Your goal -
Copy each line of the data below exactly, leaving out pictures.

Start of The data

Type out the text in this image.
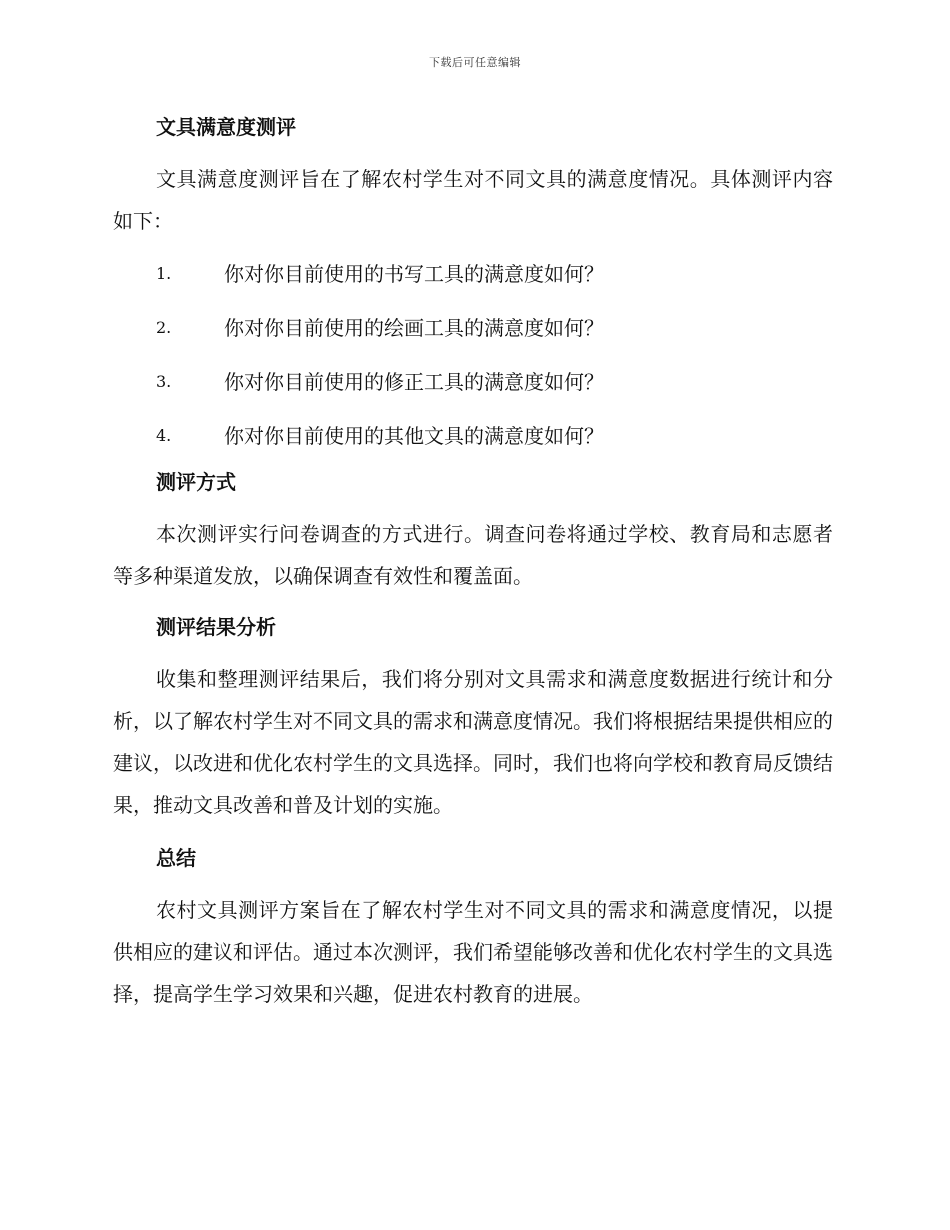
下载后可任意编辑
文具满意度测评

文具满意度测评旨在了解农村学生对不同文具的满意度情况。具体测评内容如下：

1.	你对你目前使用的书写工具的满意度如何？
2.	你对你目前使用的绘画工具的满意度如何？
3.	你对你目前使用的修正工具的满意度如何？
4.	你对你目前使用的其他文具的满意度如何？
测评方式

本次测评实行问卷调查的方式进行。调查问卷将通过学校、教育局和志愿者等多种渠道发放，以确保调查有效性和覆盖面。

测评结果分析

收集和整理测评结果后，我们将分别对文具需求和满意度数据进行统计和分析，以了解农村学生对不同文具的需求和满意度情况。我们将根据结果提供相应的建议，以改进和优化农村学生的文具选择。同时，我们也将向学校和教育局反馈结果，推动文具改善和普及计划的实施。

总结

农村文具测评方案旨在了解农村学生对不同文具的需求和满意度情况，以提供相应的建议和评估。通过本次测评，我们希望能够改善和优化农村学生的文具选择，提高学生学习效果和兴趣，促进农村教育的进展。
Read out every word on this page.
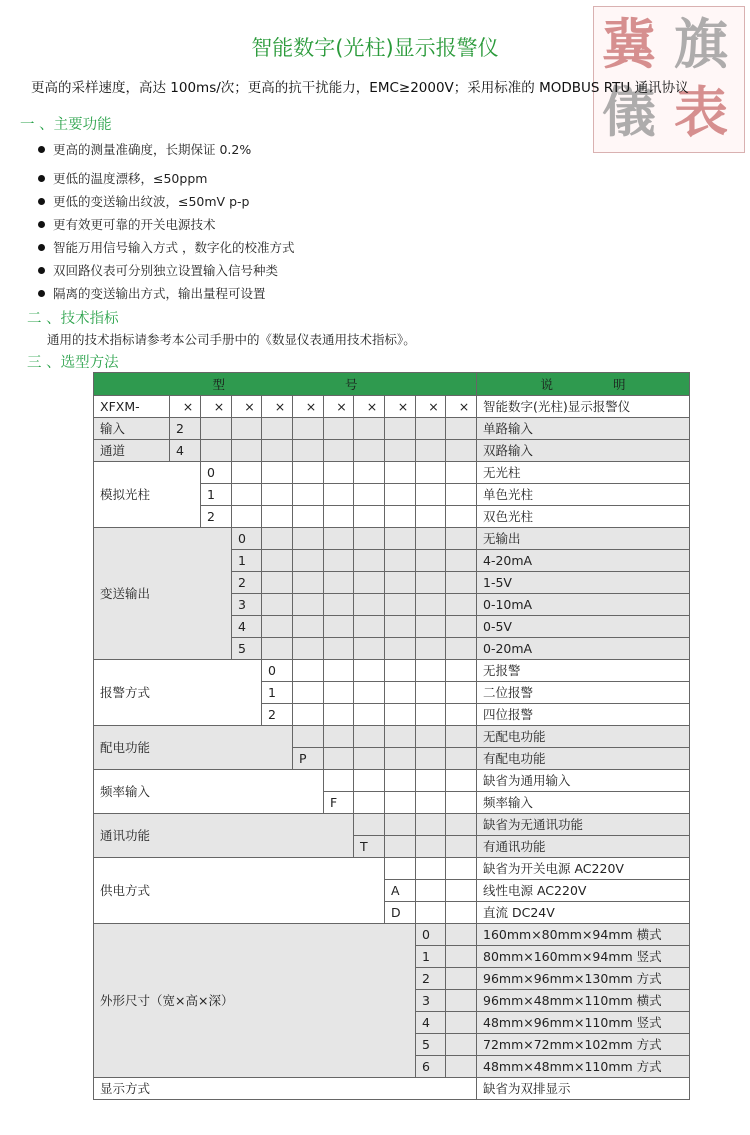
冀 旗
儀 表
智能数字(光柱)显示报警仪
更高的采样速度，高达 100ms/次；更高的抗干扰能力，EMC≥2000V；采用标准的 MODBUS RTU 通讯协议
一 、主要功能
更高的测量准确度，长期保证 0.2%
更低的温度漂移，≤50ppm
更低的变送输出纹波，≤50mV p-p
更有效更可靠的开关电源技术
智能万用信号输入方式 ，数字化的校准方式
双回路仪表可分别独立设置输入信号种类
隔离的变送输出方式，输出量程可设置
二 、技术指标
通用的技术指标请参考本公司手册中的《数显仪表通用技术指标》。
三 、选型方法
型 号											说 明
XFXM-	×	×	×	×	×	×	×	×	×	×	智能数字(光柱)显示报警仪
输入	2										单路输入
通道	4										双路输入
模拟光柱		0									无光柱
		1									单色光柱
		2									双色光柱
变送输出			0								无输出
			1								4-20mA
			2								1-5V
			3								0-10mA
			4								0-5V
			5								0-20mA
报警方式				0							无报警
				1							二位报警
				2							四位报警
配电功能											无配电功能
					P						有配电功能
频率输入											缺省为通用输入
						F					频率输入
通讯功能											缺省为无通讯功能
							T				有通讯功能
供电方式											缺省为开关电源 AC220V
								A			线性电源 AC220V
								D			直流 DC24V
外形尺寸（宽×高×深）									0		160mm×80mm×94mm 横式
									1		80mm×160mm×94mm 竖式
									2		96mm×96mm×130mm 方式
									3		96mm×48mm×110mm 横式
									4		48mm×96mm×110mm 竖式
									5		72mm×72mm×102mm 方式
									6		48mm×48mm×110mm 方式
显示方式											缺省为双排显示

End of The data

Expected answer -
Type out the text in this image.
下载后可任意编辑
文具满意度测评

文具满意度测评旨在了解农村学生对不同文具的满意度情况。具体测评内容如下：

1.	你对你目前使用的书写工具的满意度如何？
2.	你对你目前使用的绘画工具的满意度如何？
3.	你对你目前使用的修正工具的满意度如何？
4.	你对你目前使用的其他文具的满意度如何？
测评方式

本次测评实行问卷调查的方式进行。调查问卷将通过学校、教育局和志愿者等多种渠道发放，以确保调查有效性和覆盖面。

测评结果分析

收集和整理测评结果后，我们将分别对文具需求和满意度数据进行统计和分析，以了解农村学生对不同文具的需求和满意度情况。我们将根据结果提供相应的建议，以改进和优化农村学生的文具选择。同时，我们也将向学校和教育局反馈结果，推动文具改善和普及计划的实施。

总结

农村文具测评方案旨在了解农村学生对不同文具的需求和满意度情况，以提供相应的建议和评估。通过本次测评，我们希望能够改善和优化农村学生的文具选择，提高学生学习效果和兴趣，促进农村教育的进展。
Read out every word on this page.
冀 旗
儀 表
智能数字(光柱)显示报警仪
更高的采样速度，高达 100ms/次；更高的抗干扰能力，EMC≥2000V；采用标准的 MODBUS RTU 通讯协议
一 、主要功能
更高的测量准确度，长期保证 0.2%
更低的温度漂移，≤50ppm
更低的变送输出纹波，≤50mV p-p
更有效更可靠的开关电源技术
智能万用信号输入方式 ，数字化的校准方式
双回路仪表可分别独立设置输入信号种类
隔离的变送输出方式，输出量程可设置
二 、技术指标
通用的技术指标请参考本公司手册中的《数显仪表通用技术指标》。
三 、选型方法
型 号											说 明
XFXM-	×	×	×	×	×	×	×	×	×	×	智能数字(光柱)显示报警仪
输入	2										单路输入
通道	4										双路输入
模拟光柱		0									无光柱
		1									单色光柱
		2									双色光柱
变送输出			0								无输出
			1								4-20mA
			2								1-5V
			3								0-10mA
			4								0-5V
			5								0-20mA
报警方式				0							无报警
				1							二位报警
				2							四位报警
配电功能											无配电功能
					P						有配电功能
频率输入											缺省为通用输入
						F					频率输入
通讯功能											缺省为无通讯功能
							T				有通讯功能
供电方式											缺省为开关电源 AC220V
								A			线性电源 AC220V
								D			直流 DC24V
外形尺寸（宽×高×深）									0		160mm×80mm×94mm 横式
									1		80mm×160mm×94mm 竖式
									2		96mm×96mm×130mm 方式
									3		96mm×48mm×110mm 横式
									4		48mm×96mm×110mm 竖式
									5		72mm×72mm×102mm 方式
									6		48mm×48mm×110mm 方式
显示方式											缺省为双排显示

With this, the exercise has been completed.